PROBLEM DESCRIPTION: Pick out each line below containing "JSON".

Records from a collection:
^^^^^^^^
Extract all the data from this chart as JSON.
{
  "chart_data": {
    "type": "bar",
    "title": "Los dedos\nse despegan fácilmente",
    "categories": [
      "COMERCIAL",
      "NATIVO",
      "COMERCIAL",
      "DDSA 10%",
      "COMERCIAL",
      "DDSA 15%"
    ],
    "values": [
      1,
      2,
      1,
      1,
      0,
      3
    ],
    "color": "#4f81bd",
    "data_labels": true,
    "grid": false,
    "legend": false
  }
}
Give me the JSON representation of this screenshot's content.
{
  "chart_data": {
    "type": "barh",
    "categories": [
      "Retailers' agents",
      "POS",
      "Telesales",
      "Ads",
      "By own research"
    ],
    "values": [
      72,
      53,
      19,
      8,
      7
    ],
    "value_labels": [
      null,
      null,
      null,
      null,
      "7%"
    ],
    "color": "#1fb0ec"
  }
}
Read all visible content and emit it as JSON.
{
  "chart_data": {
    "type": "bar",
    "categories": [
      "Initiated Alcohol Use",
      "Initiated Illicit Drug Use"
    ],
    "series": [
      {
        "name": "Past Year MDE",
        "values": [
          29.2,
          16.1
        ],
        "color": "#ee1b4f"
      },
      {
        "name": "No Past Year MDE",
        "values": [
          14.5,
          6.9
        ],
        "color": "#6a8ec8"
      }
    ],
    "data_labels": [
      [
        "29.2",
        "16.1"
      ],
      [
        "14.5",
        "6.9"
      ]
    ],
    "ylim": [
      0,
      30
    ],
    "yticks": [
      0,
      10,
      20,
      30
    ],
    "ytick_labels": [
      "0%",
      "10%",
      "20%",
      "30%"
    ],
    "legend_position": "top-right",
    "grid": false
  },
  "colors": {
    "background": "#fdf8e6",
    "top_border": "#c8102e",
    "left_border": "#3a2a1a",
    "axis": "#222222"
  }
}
^^^^^^^^
CORRECT OUTPUT:
Extract all the data from this chart as JSON.
Give me the JSON representation of this screenshot's content.
Read all visible content and emit it as JSON.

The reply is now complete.